Excerpt provided
[Start of Attachment]

By Nick Herinckx, Account Executive, Anvil Media

Just like peanut butter and jelly, Pay Per Click (PPC) and Search Engine Optimization (SEO) belong together. When done correctly, integrating your PPC and SEO campaigns lead to substantial increases in conversions, a decrease in management costs and a healthy boost in ROI. But unfortunately, they are traditionally managed separately, often with separate goals, budgets and teams. By handling each campaign in a vacuum, managers hinder profitability and literally do the same work twice over.

We’re going to review how to integrate your PPC and SEO campaigns to get the most from your Internet marketing efforts.

Using PPC Keywords to Guide SEO Keyword Choice
One of the most harmful mistakes a company can make with their Internet marketing campaign is to separate their PPC keywords and SEO keywords. Now, PPC keyword research and SEO keyword research are definitely very different. With SEO, it’s important to consider organic competition, link profiles and domain trust while with PPC, ROI and paid competition is your guide. But remember this: SEO can take months while PPC results and data are almost immediate. Because of this, doesn’t it make the most sense to test out keywords using PPC before you spend months working to rank your pages organically? Let’s be honest, with most link building campaigns it can take months or more of hard work before you start seeing traffic, and link building isn’t exactly the most exciting aspect of Internet marketing. The last thing any company needs is to work for months, start ranking for a keyword and then discover that it’s not really profitable or targeted. For this reason, it’s very cost and time effective to test keywords using PPC before attempting to rank for them organically.

So how do you test keywords using PPC? The most important part is to ensure you have conversion tracking set up correctly. Regardless of integration, you need to be tracking your PPC conversions so you can accurately calculate ROI. It doesn’t matter what your conversion point is, as long as it represents one of the main goals for your website and as long as it doesn’t change throughout testing. Once you have conversion tracking established, simply create your PPC campaigns how you normally would and let them run for a month. At the end of that month, you are going to have a solid idea of which keywords perform the best and lead the most conversions. These are the keywords you should strongly consider for your SEO campaigns, as they have proven their profitability.

[End of Attachment]

Study material

[Start of Attachment]

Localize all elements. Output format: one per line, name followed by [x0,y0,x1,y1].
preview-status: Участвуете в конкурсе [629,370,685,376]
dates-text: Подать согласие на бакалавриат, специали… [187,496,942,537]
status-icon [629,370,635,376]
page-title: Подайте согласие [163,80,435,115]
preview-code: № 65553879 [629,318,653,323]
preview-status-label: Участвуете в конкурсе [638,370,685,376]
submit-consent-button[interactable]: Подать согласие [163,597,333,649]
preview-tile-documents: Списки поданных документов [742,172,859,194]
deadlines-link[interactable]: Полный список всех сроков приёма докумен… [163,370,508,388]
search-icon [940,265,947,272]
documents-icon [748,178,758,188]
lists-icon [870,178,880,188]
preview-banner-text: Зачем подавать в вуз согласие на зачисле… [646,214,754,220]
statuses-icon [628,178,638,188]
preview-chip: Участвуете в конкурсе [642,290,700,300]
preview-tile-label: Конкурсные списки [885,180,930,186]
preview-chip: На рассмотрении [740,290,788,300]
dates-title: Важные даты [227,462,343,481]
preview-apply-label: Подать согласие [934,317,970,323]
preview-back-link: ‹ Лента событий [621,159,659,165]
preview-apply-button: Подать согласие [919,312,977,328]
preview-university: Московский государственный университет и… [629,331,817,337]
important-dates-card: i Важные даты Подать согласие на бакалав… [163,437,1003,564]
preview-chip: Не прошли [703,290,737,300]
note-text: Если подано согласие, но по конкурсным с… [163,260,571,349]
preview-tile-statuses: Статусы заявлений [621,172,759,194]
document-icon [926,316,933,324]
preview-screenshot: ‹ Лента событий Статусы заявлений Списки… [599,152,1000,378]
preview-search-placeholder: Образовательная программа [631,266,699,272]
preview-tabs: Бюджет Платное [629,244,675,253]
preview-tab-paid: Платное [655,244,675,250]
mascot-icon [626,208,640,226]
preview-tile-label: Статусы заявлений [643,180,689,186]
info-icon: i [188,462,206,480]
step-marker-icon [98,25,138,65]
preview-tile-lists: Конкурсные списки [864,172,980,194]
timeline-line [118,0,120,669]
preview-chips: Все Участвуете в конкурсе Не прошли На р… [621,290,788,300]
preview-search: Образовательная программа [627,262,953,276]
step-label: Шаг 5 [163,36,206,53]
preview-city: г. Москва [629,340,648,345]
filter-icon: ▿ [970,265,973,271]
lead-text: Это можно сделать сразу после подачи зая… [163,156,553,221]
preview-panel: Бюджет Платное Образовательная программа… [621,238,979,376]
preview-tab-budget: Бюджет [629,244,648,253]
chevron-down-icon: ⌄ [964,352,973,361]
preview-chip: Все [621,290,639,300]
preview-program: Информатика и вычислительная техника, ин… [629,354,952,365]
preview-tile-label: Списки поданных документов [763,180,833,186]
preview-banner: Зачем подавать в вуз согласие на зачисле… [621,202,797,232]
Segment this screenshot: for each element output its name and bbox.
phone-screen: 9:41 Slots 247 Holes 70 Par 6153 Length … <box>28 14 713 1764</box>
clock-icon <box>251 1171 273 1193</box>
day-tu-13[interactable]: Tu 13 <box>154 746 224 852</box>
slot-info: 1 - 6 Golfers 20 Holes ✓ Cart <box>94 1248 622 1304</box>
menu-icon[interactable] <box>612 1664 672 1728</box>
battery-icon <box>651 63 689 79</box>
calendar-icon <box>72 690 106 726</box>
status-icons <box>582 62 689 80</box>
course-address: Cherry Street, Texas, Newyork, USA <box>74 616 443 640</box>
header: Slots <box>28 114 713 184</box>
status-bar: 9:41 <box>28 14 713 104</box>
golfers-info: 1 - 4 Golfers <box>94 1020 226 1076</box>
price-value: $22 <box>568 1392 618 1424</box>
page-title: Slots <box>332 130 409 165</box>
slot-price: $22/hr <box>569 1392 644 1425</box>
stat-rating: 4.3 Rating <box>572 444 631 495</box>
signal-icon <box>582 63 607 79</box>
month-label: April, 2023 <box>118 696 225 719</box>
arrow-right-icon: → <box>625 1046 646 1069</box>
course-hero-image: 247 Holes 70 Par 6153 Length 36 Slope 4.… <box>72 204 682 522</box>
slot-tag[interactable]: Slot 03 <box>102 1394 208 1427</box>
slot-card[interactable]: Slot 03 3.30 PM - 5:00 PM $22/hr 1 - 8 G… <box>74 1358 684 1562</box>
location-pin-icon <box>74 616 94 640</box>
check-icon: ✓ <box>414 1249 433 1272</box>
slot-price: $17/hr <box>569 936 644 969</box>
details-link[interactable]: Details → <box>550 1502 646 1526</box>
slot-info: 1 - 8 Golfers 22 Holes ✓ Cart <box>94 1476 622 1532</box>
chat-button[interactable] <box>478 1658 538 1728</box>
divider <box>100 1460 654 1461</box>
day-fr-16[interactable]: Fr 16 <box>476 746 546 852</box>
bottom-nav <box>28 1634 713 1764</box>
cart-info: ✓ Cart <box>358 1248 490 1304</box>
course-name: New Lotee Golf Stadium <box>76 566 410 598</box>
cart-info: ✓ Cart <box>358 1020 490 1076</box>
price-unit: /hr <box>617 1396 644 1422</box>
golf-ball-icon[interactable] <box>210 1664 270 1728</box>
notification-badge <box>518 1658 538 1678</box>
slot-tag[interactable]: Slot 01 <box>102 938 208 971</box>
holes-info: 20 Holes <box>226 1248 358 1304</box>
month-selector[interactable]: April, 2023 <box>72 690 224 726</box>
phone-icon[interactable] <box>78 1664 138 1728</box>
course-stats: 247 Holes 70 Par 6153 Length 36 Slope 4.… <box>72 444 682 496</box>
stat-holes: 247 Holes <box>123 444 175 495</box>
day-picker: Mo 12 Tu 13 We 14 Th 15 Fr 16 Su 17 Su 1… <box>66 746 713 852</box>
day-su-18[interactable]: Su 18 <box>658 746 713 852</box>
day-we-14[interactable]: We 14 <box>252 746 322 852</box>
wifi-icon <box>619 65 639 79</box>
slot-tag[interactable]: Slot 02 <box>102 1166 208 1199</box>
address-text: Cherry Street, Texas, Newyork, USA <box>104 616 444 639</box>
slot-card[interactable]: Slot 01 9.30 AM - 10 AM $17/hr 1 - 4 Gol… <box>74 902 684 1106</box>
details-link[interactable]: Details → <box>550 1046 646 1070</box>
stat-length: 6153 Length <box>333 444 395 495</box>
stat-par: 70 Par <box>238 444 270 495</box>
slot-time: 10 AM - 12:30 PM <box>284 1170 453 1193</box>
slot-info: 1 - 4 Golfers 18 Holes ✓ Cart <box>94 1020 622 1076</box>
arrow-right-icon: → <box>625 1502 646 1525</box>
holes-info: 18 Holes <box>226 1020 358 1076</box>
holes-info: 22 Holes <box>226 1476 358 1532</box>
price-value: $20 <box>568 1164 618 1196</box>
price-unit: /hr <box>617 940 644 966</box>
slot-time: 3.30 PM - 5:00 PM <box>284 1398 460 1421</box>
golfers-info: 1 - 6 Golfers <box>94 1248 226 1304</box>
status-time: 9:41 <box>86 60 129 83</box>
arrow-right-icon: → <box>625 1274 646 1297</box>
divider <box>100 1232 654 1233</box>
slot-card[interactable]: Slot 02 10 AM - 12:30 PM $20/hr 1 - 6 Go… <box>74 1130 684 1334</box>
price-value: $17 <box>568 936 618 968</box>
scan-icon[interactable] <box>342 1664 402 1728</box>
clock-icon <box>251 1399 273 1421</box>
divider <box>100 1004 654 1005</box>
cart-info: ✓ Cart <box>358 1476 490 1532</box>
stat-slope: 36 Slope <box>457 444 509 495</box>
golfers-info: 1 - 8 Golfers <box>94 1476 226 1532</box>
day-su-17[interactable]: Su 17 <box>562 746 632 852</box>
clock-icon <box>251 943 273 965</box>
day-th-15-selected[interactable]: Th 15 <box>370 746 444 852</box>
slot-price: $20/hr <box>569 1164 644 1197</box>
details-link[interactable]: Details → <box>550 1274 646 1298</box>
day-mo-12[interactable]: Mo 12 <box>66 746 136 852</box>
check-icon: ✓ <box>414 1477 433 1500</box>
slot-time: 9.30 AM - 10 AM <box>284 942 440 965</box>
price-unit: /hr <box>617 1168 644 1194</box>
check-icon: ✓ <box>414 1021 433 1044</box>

[End of Attachment]

What you should do
Return the full excerpt on integrating PPC and SEO campaigns, word for word and unchanged.

Solution to this exercise
By Nick Herinckx, Account Executive, Anvil Media

Just like peanut butter and jelly, Pay Per Click (PPC) and Search Engine Optimization (SEO) belong together. When done correctly, integrating your PPC and SEO campaigns lead to substantial increases in conversions, a decrease in management costs and a healthy boost in ROI. But unfortunately, they are traditionally managed separately, often with separate goals, budgets and teams. By handling each campaign in a vacuum, managers hinder profitability and literally do the same work twice over.

We’re going to review how to integrate your PPC and SEO campaigns to get the most from your Internet marketing efforts.

Using PPC Keywords to Guide SEO Keyword Choice
One of the most harmful mistakes a company can make with their Internet marketing campaign is to separate their PPC keywords and SEO keywords. Now, PPC keyword research and SEO keyword research are definitely very different. With SEO, it’s important to consider organic competition, link profiles and domain trust while with PPC, ROI and paid competition is your guide. But remember this: SEO can take months while PPC results and data are almost immediate. Because of this, doesn’t it make the most sense to test out keywords using PPC before you spend months working to rank your pages organically? Let’s be honest, with most link building campaigns it can take months or more of hard work before you start seeing traffic, and link building isn’t exactly the most exciting aspect of Internet marketing. The last thing any company needs is to work for months, start ranking for a keyword and then discover that it’s not really profitable or targeted. For this reason, it’s very cost and time effective to test keywords using PPC before attempting to rank for them organically.

So how do you test keywords using PPC? The most important part is to ensure you have conversion tracking set up correctly. Regardless of integration, you need to be tracking your PPC conversions so you can accurately calculate ROI. It doesn’t matter what your conversion point is, as long as it represents one of the main goals for your website and as long as it doesn’t change throughout testing. Once you have conversion tracking established, simply create your PPC campaigns how you normally would and let them run for a month. At the end of that month, you are going to have a solid idea of which keywords perform the best and lead the most conversions. These are the keywords you should strongly consider for your SEO campaigns, as they have proven their profitability.